TRY IT:
Restate the records word for word. Include no pictures.

(Items from a figure collection)
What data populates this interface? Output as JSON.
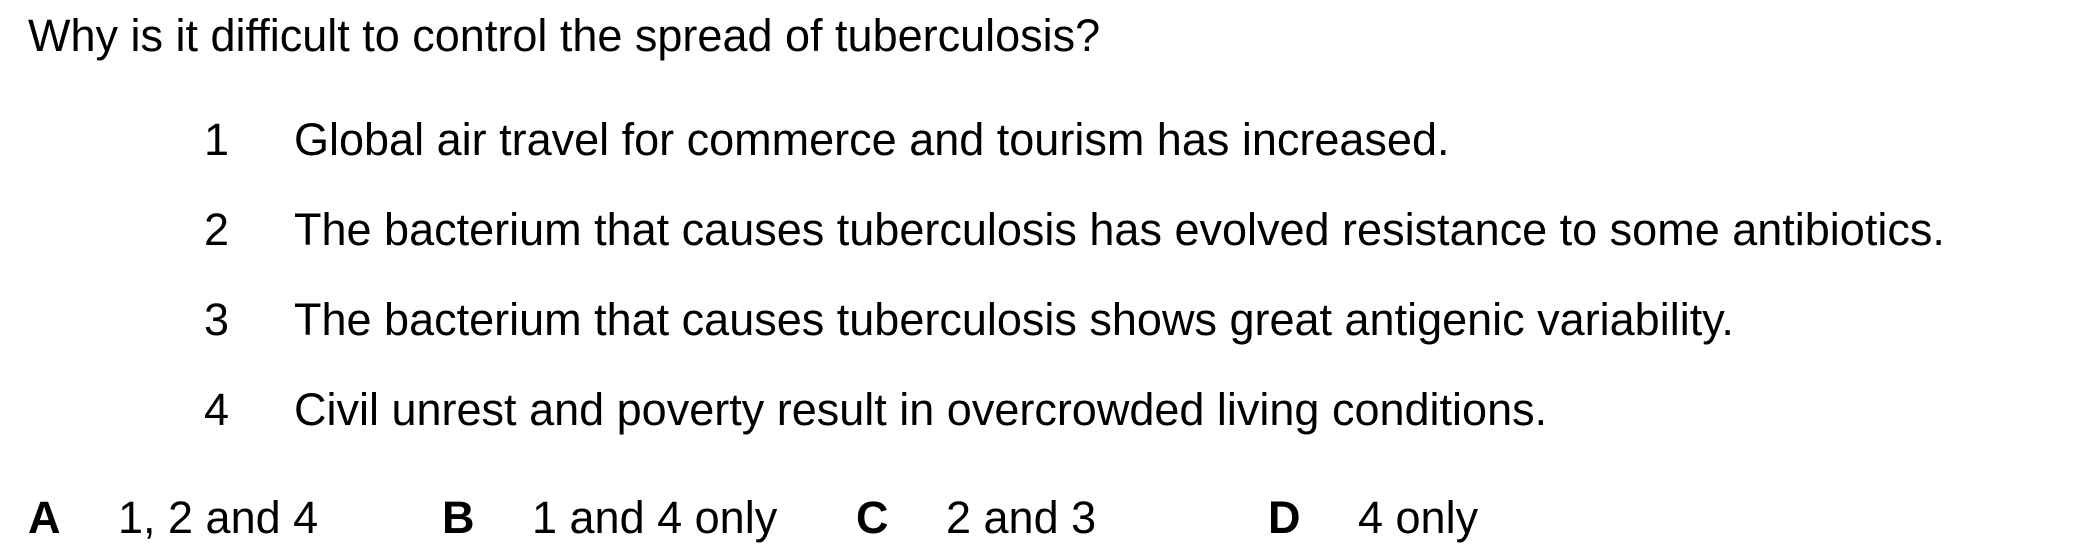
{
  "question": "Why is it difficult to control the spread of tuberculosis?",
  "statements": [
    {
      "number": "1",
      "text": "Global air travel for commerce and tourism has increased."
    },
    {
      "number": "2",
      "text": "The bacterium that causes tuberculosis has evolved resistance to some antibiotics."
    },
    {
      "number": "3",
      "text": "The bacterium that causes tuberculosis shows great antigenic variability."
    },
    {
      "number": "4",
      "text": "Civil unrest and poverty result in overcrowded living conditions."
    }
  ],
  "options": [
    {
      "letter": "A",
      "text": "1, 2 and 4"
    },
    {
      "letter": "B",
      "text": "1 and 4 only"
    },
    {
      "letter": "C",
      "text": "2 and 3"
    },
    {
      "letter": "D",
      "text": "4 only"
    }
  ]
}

OUTPUT:
What data populates this interface? Output as JSON.
{
  "question": "Why is it difficult to control the spread of tuberculosis?",
  "statements": [
    {
      "number": "1",
      "text": "Global air travel for commerce and tourism has increased."
    },
    {
      "number": "2",
      "text": "The bacterium that causes tuberculosis has evolved resistance to some antibiotics."
    },
    {
      "number": "3",
      "text": "The bacterium that causes tuberculosis shows great antigenic variability."
    },
    {
      "number": "4",
      "text": "Civil unrest and poverty result in overcrowded living conditions."
    }
  ],
  "options": [
    {
      "letter": "A",
      "text": "1, 2 and 4"
    },
    {
      "letter": "B",
      "text": "1 and 4 only"
    },
    {
      "letter": "C",
      "text": "2 and 3"
    },
    {
      "letter": "D",
      "text": "4 only"
    }
  ]
}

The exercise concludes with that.